[Document text]:
===============
Wednesday, March 30, 2005

Moesko Island Lighthouse

NOTE: Since so many people are finding this post my searching for the phrase "Moesko Island" — nearly fifty a day, by the count of — I thought I'd drop links to two other "Ring"-related posts that you might not find otherwise: "Spreading It Like Sickness" and "Rewind, Rewound."

So I'm writing a review for the "Ring" sequel for Brenna to run in Artsweek this week. I didn't hate it as much as I thought I might. Sequels generally disappoint, and while I think I could have lived happily without seeing this film, it didn't bastardize the original. It seems like the people behind "The Ring Two" actually understood the original, even if they did break the rule of Samara only showing up by popping out of TV sets when some unlucky fucker's seven days are up.

Most anyone who knows me knows I really liked "The Ring," even if a lot of people didn't care for it much. It genuinely scared me and I find it hard to believe it only got a PG-13, even with its lack of gore or raunch. In the neverending fight against writer's block, I re-watched the original when I got home from work. Whether or not you thought the movie worked, I think it's beautiful. The look of it — this gray-blue haze, like some low-lying rainstorm. IMDb says Gore Verbinski looked to the paintings of Andrew Wyeth for visual inspiration, and you can really see it. There's something crisp and cold and vaguely lonely about these and I get that from the movie. (See Christina's World, Wind from the Sea and Fed, all by Wyeth.)

Anyway, watching it again, I realized that aside from being a neat little horror mystery, this movie has a theme of art and creativity and creation in it. All the main characters are make things that could be considered art, in one way or another. Rachel, the Naomi Watts character, is a newspaper reporter and a writer. It's her propensity for words that drives the film's central investigation. I know a news story isn't generally considered art, but it's definitely a creative process — and one that ultimately leads to her survival. Journalism versus Evil: Round One, as bygone Artsweek editor DJ Fatkid headlined my review for the original two years ago. Rachel's ex-husband, Noah, is a photographer. Before he finally believes Rachel's story about a cursed video tape, he uses his camera to conduct his own little investigation. The creepy son is a little artist too. In his first scene, he's drawing a morbid little picture with crayons. He keeps doing this throughout the movie, and one of his doodles eventually provides a pivotal clue for Rachel.
===============
[Data provided]:
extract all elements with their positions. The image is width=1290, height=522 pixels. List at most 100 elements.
===============
[Description of the task]:
Copy the post from "Moesko Island Lighthouse" up to and including "days are up.", changing "Moesko Island" to "Moesko Isle".

[Completed task]:
Moesko Isle Lighthouse

NOTE: Since so many people are finding this post my searching for the phrase "Moesko Isle" — nearly fifty a day, by the count of — I thought I'd drop links to two other "Ring"-related posts that you might not find otherwise: "Spreading It Like Sickness" and "Rewind, Rewound."

So I'm writing a review for the "Ring" sequel for Brenna to run in Artsweek this week. I didn't hate it as much as I thought I might. Sequels generally disappoint, and while I think I could have lived happily without seeing this film, it didn't bastardize the original. It seems like the people behind "The Ring Two" actually understood the original, even if they did break the rule of Samara only showing up by popping out of TV sets when some unlucky fucker's seven days are up.